WHAT THIS TASK INVOLVES
Extract the text of every entry below exactly; leave images out.

RECORDED INFORMATION
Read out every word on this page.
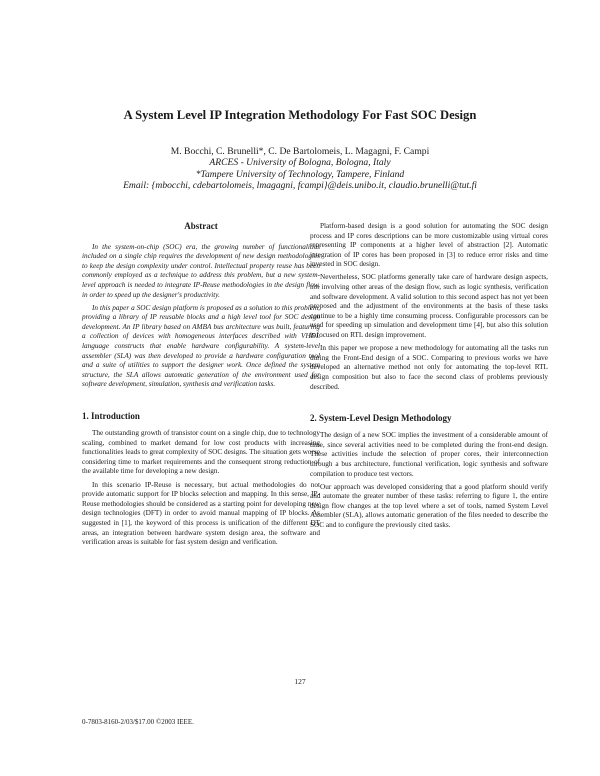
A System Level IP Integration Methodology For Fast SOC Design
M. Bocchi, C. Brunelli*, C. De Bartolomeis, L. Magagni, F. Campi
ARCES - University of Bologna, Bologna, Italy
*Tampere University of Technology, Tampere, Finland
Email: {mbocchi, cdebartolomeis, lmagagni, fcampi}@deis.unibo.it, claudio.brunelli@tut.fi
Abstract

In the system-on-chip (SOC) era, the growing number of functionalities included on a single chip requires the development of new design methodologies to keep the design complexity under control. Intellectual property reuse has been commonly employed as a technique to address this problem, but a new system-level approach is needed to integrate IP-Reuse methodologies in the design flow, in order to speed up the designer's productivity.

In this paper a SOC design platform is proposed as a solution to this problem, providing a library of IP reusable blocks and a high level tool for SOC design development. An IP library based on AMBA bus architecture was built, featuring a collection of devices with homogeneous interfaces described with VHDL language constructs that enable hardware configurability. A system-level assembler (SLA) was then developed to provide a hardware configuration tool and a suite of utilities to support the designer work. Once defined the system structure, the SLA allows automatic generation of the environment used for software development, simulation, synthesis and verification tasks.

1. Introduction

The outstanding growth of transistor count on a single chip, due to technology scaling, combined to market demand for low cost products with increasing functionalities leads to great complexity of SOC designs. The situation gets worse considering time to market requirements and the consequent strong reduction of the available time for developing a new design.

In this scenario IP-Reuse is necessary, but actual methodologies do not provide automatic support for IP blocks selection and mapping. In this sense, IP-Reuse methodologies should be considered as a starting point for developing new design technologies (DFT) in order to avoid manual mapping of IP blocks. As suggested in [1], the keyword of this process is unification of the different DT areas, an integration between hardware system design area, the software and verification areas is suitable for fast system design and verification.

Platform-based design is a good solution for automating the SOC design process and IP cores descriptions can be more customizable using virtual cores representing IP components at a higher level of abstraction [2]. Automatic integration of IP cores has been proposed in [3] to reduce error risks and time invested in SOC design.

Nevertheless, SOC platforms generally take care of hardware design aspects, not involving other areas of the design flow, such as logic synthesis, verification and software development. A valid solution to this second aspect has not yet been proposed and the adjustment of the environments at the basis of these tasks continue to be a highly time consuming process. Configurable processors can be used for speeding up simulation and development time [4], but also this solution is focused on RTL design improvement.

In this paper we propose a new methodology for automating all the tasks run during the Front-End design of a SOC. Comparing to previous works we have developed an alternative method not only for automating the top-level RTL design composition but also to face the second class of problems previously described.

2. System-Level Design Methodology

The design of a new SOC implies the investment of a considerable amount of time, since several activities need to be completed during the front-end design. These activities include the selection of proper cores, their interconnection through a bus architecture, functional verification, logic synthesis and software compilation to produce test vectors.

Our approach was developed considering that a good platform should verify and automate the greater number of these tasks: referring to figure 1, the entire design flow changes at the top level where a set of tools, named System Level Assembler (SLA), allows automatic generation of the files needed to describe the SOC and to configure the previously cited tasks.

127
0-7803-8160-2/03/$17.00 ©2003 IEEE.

EXPECTED OUTPUT
Read out every word on this page.
A System Level IP Integration Methodology For Fast SOC Design
M. Bocchi, C. Brunelli*, C. De Bartolomeis, L. Magagni, F. Campi
ARCES - University of Bologna, Bologna, Italy
*Tampere University of Technology, Tampere, Finland
Email: {mbocchi, cdebartolomeis, lmagagni, fcampi}@deis.unibo.it, claudio.brunelli@tut.fi
Abstract

In the system-on-chip (SOC) era, the growing number of functionalities included on a single chip requires the development of new design methodologies to keep the design complexity under control. Intellectual property reuse has been commonly employed as a technique to address this problem, but a new system-level approach is needed to integrate IP-Reuse methodologies in the design flow, in order to speed up the designer's productivity.

In this paper a SOC design platform is proposed as a solution to this problem, providing a library of IP reusable blocks and a high level tool for SOC design development. An IP library based on AMBA bus architecture was built, featuring a collection of devices with homogeneous interfaces described with VHDL language constructs that enable hardware configurability. A system-level assembler (SLA) was then developed to provide a hardware configuration tool and a suite of utilities to support the designer work. Once defined the system structure, the SLA allows automatic generation of the environment used for software development, simulation, synthesis and verification tasks.

1. Introduction

The outstanding growth of transistor count on a single chip, due to technology scaling, combined to market demand for low cost products with increasing functionalities leads to great complexity of SOC designs. The situation gets worse considering time to market requirements and the consequent strong reduction of the available time for developing a new design.

In this scenario IP-Reuse is necessary, but actual methodologies do not provide automatic support for IP blocks selection and mapping. In this sense, IP-Reuse methodologies should be considered as a starting point for developing new design technologies (DFT) in order to avoid manual mapping of IP blocks. As suggested in [1], the keyword of this process is unification of the different DT areas, an integration between hardware system design area, the software and verification areas is suitable for fast system design and verification.

Platform-based design is a good solution for automating the SOC design process and IP cores descriptions can be more customizable using virtual cores representing IP components at a higher level of abstraction [2]. Automatic integration of IP cores has been proposed in [3] to reduce error risks and time invested in SOC design.

Nevertheless, SOC platforms generally take care of hardware design aspects, not involving other areas of the design flow, such as logic synthesis, verification and software development. A valid solution to this second aspect has not yet been proposed and the adjustment of the environments at the basis of these tasks continue to be a highly time consuming process. Configurable processors can be used for speeding up simulation and development time [4], but also this solution is focused on RTL design improvement.

In this paper we propose a new methodology for automating all the tasks run during the Front-End design of a SOC. Comparing to previous works we have developed an alternative method not only for automating the top-level RTL design composition but also to face the second class of problems previously described.

2. System-Level Design Methodology

The design of a new SOC implies the investment of a considerable amount of time, since several activities need to be completed during the front-end design. These activities include the selection of proper cores, their interconnection through a bus architecture, functional verification, logic synthesis and software compilation to produce test vectors.

Our approach was developed considering that a good platform should verify and automate the greater number of these tasks: referring to figure 1, the entire design flow changes at the top level where a set of tools, named System Level Assembler (SLA), allows automatic generation of the files needed to describe the SOC and to configure the previously cited tasks.

127
0-7803-8160-2/03/$17.00 ©2003 IEEE.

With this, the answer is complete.